Start Input data
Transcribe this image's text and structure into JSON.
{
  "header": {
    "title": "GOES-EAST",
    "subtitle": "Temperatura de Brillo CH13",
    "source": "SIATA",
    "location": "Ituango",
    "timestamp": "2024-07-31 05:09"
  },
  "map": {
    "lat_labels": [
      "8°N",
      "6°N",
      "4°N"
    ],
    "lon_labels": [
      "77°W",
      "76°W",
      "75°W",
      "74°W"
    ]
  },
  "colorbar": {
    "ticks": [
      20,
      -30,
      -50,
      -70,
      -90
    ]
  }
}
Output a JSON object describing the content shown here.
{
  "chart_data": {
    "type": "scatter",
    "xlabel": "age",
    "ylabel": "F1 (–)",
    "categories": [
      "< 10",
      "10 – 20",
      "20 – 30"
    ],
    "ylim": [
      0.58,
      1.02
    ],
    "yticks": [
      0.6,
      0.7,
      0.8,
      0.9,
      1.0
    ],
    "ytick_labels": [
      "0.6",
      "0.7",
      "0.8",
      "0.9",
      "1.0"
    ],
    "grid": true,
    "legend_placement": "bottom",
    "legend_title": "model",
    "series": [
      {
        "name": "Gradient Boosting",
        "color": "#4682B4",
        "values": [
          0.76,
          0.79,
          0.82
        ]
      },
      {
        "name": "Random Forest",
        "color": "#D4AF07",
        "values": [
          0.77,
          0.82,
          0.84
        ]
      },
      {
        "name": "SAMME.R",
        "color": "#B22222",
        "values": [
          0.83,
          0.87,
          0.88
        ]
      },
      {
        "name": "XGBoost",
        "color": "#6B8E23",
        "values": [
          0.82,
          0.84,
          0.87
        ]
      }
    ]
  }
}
End Input data
### Exercise aim:
Make an exact copy of every entry.

### Result of this task:
Transcribe this image's text and structure into JSON.
{
  "header": {
    "title": "GOES-EAST",
    "subtitle": "Temperatura de Brillo CH13",
    "source": "SIATA",
    "location": "Ituango",
    "timestamp": "2024-07-31 05:09"
  },
  "map": {
    "lat_labels": [
      "8°N",
      "6°N",
      "4°N"
    ],
    "lon_labels": [
      "77°W",
      "76°W",
      "75°W",
      "74°W"
    ]
  },
  "colorbar": {
    "ticks": [
      20,
      -30,
      -50,
      -70,
      -90
    ]
  }
}
Output a JSON object describing the content shown here.
{
  "chart_data": {
    "type": "scatter",
    "xlabel": "age",
    "ylabel": "F1 (–)",
    "categories": [
      "< 10",
      "10 – 20",
      "20 – 30"
    ],
    "ylim": [
      0.58,
      1.02
    ],
    "yticks": [
      0.6,
      0.7,
      0.8,
      0.9,
      1.0
    ],
    "ytick_labels": [
      "0.6",
      "0.7",
      "0.8",
      "0.9",
      "1.0"
    ],
    "grid": true,
    "legend_placement": "bottom",
    "legend_title": "model",
    "series": [
      {
        "name": "Gradient Boosting",
        "color": "#4682B4",
        "values": [
          0.76,
          0.79,
          0.82
        ]
      },
      {
        "name": "Random Forest",
        "color": "#D4AF07",
        "values": [
          0.77,
          0.82,
          0.84
        ]
      },
      {
        "name": "SAMME.R",
        "color": "#B22222",
        "values": [
          0.83,
          0.87,
          0.88
        ]
      },
      {
        "name": "XGBoost",
        "color": "#6B8E23",
        "values": [
          0.82,
          0.84,
          0.87
        ]
      }
    ]
  }
}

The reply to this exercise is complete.